Stated task: Select every line holding the word "headphones" and copy it.

Rows from a dataset:
----

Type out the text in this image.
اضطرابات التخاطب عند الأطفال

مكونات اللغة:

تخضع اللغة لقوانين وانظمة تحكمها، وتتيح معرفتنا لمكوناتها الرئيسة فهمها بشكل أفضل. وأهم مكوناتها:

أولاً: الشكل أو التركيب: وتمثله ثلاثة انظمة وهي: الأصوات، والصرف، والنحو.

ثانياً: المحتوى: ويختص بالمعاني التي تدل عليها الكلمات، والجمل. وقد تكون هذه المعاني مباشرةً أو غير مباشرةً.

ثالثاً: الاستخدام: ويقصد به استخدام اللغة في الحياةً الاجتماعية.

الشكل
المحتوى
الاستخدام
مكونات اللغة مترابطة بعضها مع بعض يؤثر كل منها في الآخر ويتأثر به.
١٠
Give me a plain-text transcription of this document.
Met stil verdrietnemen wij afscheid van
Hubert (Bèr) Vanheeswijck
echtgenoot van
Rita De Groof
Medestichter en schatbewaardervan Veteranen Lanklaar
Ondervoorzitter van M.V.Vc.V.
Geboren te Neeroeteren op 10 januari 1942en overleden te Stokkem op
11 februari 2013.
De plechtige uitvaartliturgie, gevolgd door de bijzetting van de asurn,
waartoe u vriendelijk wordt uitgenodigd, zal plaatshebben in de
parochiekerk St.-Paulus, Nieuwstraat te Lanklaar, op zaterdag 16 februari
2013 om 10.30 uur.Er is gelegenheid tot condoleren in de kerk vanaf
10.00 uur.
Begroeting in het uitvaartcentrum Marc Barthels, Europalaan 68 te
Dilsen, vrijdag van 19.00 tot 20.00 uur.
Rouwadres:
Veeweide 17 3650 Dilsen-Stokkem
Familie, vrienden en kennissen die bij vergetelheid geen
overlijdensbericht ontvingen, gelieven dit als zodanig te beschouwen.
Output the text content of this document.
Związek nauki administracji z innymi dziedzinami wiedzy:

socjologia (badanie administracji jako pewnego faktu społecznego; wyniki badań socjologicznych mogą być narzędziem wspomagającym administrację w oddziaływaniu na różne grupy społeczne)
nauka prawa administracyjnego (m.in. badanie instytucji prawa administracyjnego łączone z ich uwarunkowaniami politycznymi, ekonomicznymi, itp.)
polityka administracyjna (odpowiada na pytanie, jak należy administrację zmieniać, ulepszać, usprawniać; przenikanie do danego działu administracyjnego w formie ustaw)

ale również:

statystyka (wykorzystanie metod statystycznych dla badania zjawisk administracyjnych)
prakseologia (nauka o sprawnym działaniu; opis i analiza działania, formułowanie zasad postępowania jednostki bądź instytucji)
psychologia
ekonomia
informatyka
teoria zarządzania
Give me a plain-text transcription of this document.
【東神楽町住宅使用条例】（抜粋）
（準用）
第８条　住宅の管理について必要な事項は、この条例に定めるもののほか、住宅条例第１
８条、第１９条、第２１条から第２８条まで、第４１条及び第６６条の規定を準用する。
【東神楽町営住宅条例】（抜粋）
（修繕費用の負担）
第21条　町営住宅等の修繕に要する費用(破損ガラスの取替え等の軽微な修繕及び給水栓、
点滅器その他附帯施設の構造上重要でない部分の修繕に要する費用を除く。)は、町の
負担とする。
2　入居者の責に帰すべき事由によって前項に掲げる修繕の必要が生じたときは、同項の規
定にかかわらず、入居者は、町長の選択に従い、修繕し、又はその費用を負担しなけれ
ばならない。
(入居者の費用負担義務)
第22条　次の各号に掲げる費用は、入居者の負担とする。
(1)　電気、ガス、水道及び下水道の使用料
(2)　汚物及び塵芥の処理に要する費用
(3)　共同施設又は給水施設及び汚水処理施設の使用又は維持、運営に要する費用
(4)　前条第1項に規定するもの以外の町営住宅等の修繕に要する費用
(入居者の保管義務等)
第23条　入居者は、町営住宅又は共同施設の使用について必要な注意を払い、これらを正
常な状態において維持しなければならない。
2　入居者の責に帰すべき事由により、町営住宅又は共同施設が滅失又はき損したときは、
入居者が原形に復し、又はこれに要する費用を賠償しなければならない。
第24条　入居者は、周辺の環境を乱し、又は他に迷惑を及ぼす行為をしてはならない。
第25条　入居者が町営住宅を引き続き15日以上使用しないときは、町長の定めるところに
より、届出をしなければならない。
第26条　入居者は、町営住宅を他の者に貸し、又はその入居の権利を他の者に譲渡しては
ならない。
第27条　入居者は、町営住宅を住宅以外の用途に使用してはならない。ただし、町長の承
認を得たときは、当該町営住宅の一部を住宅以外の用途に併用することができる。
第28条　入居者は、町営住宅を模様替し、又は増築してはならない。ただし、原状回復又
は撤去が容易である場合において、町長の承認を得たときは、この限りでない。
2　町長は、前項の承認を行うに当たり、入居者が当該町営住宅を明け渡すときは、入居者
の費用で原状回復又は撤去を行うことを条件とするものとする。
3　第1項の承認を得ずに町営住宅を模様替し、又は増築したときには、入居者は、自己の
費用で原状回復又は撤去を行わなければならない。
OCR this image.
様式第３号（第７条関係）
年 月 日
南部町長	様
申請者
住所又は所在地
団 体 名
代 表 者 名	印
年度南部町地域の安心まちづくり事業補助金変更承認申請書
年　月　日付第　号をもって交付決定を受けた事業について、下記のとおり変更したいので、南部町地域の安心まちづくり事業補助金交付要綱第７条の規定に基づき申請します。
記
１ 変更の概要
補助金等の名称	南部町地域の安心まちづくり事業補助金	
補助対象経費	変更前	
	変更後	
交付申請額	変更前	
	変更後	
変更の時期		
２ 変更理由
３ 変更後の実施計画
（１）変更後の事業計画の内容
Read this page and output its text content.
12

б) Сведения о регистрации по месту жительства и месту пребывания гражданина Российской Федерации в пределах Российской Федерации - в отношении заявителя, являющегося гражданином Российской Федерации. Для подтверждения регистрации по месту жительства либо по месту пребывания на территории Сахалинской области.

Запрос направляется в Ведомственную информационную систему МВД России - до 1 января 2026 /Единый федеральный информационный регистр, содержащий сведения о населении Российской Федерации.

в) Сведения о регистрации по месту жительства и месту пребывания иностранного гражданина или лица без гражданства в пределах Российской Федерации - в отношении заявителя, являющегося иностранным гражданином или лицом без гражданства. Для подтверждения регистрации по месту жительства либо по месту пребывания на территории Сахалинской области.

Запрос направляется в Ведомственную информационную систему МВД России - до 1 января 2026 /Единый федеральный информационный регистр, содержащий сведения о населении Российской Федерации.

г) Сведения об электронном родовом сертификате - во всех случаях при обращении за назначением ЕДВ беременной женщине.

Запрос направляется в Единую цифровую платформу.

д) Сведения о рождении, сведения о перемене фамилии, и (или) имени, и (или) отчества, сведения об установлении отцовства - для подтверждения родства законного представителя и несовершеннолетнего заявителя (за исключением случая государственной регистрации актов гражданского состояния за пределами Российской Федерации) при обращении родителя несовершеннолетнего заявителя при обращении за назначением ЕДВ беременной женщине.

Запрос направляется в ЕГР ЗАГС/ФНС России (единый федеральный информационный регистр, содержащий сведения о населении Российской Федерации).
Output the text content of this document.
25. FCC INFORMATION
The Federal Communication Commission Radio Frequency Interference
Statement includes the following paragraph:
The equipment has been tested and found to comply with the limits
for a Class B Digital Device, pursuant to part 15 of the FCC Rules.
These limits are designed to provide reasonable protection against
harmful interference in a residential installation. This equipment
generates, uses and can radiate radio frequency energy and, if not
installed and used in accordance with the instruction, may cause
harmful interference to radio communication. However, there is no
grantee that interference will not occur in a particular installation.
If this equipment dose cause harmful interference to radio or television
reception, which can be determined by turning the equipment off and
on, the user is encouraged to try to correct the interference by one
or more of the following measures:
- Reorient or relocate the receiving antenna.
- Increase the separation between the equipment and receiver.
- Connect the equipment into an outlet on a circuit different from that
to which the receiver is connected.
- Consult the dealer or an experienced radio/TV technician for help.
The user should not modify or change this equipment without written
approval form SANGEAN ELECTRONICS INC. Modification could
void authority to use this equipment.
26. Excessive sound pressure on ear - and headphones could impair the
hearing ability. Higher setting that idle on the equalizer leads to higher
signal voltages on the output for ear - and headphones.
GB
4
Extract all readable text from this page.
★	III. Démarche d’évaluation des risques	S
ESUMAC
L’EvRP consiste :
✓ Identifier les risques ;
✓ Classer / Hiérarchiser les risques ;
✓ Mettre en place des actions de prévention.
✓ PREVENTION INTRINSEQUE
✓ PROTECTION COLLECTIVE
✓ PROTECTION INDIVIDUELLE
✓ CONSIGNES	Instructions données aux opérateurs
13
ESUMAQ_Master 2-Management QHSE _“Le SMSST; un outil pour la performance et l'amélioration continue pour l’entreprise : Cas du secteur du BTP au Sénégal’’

----

Solution to this exercise:
26. Excessive sound pressure on ear - and headphones could impair the
signal voltages on the output for ear - and headphones.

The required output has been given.